◆ **AIM**:
Omit every image, and transcribe the remaining entries exactly as given.

◆ **LISTED ENTRIES**:
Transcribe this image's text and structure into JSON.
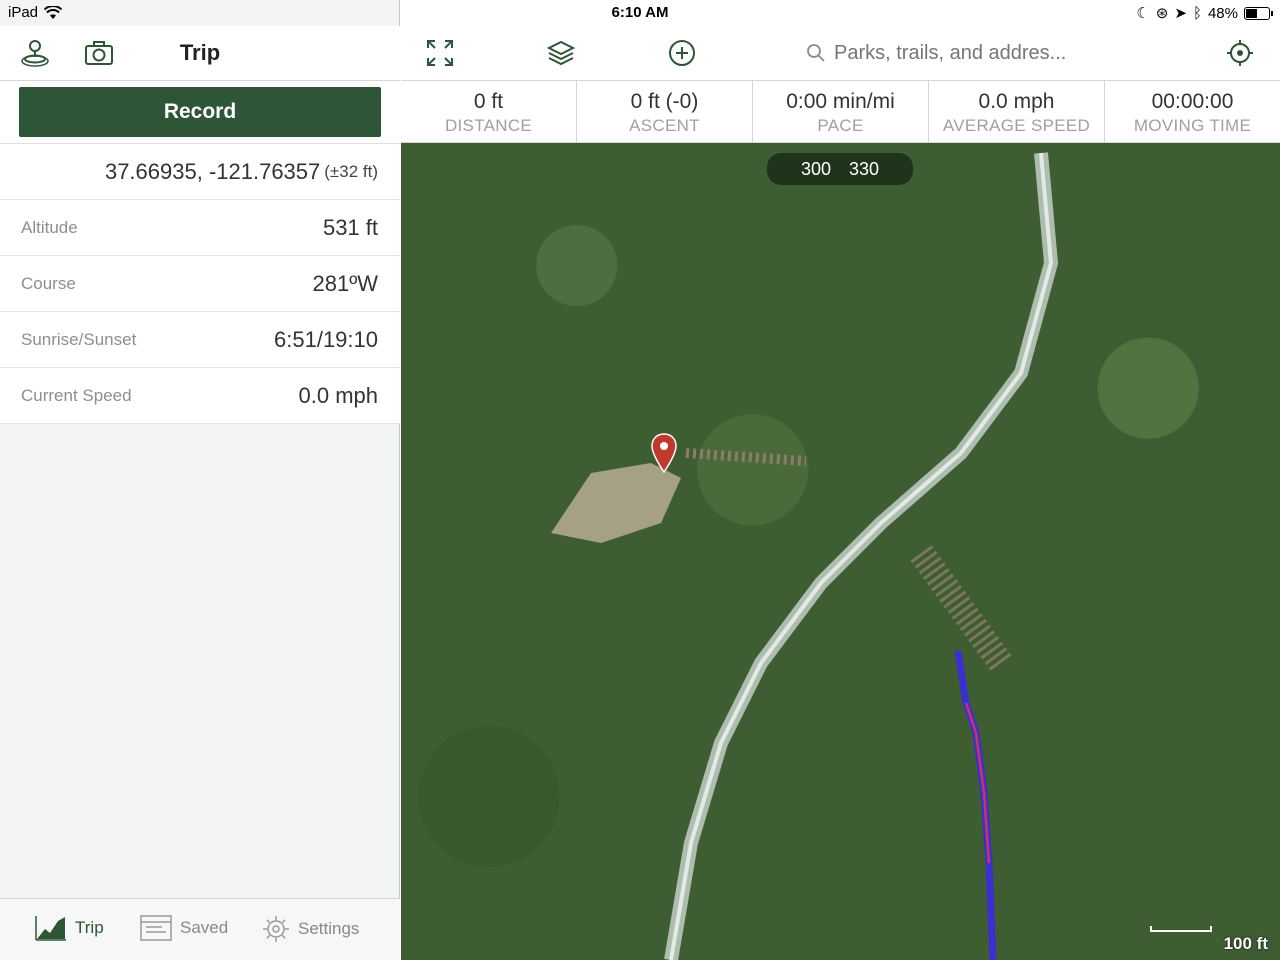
{
  "status_bar": {
    "device": "iPad",
    "time": "6:10 AM",
    "battery": "48%",
    "battery_level": 0.48
  },
  "sidebar": {
    "title": "Trip",
    "record_label": "Record",
    "coordinates": "37.66935, -121.76357",
    "accuracy": "(±32 ft)",
    "rows": [
      {
        "label": "Altitude",
        "value": "531 ft"
      },
      {
        "label": "Course",
        "value": "281ºW"
      },
      {
        "label": "Sunrise/Sunset",
        "value": "6:51/19:10"
      },
      {
        "label": "Current Speed",
        "value": "0.0 mph"
      }
    ]
  },
  "tabs": [
    {
      "label": "Trip",
      "icon": "chart-icon",
      "active": true
    },
    {
      "label": "Saved",
      "icon": "document-icon",
      "active": false
    },
    {
      "label": "Settings",
      "icon": "gear-icon",
      "active": false
    }
  ],
  "search": {
    "placeholder": "Parks, trails, and addres..."
  },
  "stats": [
    {
      "value": "0 ft",
      "label": "DISTANCE"
    },
    {
      "value": "0 ft (-0)",
      "label": "ASCENT"
    },
    {
      "value": "0:00 min/mi",
      "label": "PACE"
    },
    {
      "value": "0.0 mph",
      "label": "AVERAGE SPEED"
    },
    {
      "value": "00:00:00",
      "label": "MOVING TIME"
    }
  ],
  "map": {
    "compass_left": "300",
    "compass_right": "330",
    "scale": "100 ft"
  },
  "colors": {
    "accent": "#2e5535",
    "pin": "#c0392b",
    "track": "#3a2fd0"
  }
}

◆ **WRITTEN ANSWER**:
Transcribe this image's text and structure into JSON.
{
  "status_bar": {
    "device": "iPad",
    "time": "6:10 AM",
    "battery": "48%",
    "battery_level": 0.48
  },
  "sidebar": {
    "title": "Trip",
    "record_label": "Record",
    "coordinates": "37.66935, -121.76357",
    "accuracy": "(±32 ft)",
    "rows": [
      {
        "label": "Altitude",
        "value": "531 ft"
      },
      {
        "label": "Course",
        "value": "281ºW"
      },
      {
        "label": "Sunrise/Sunset",
        "value": "6:51/19:10"
      },
      {
        "label": "Current Speed",
        "value": "0.0 mph"
      }
    ]
  },
  "tabs": [
    {
      "label": "Trip",
      "icon": "chart-icon",
      "active": true
    },
    {
      "label": "Saved",
      "icon": "document-icon",
      "active": false
    },
    {
      "label": "Settings",
      "icon": "gear-icon",
      "active": false
    }
  ],
  "search": {
    "placeholder": "Parks, trails, and addres..."
  },
  "stats": [
    {
      "value": "0 ft",
      "label": "DISTANCE"
    },
    {
      "value": "0 ft (-0)",
      "label": "ASCENT"
    },
    {
      "value": "0:00 min/mi",
      "label": "PACE"
    },
    {
      "value": "0.0 mph",
      "label": "AVERAGE SPEED"
    },
    {
      "value": "00:00:00",
      "label": "MOVING TIME"
    }
  ],
  "map": {
    "compass_left": "300",
    "compass_right": "330",
    "scale": "100 ft"
  },
  "colors": {
    "accent": "#2e5535",
    "pin": "#c0392b",
    "track": "#3a2fd0"
  }
}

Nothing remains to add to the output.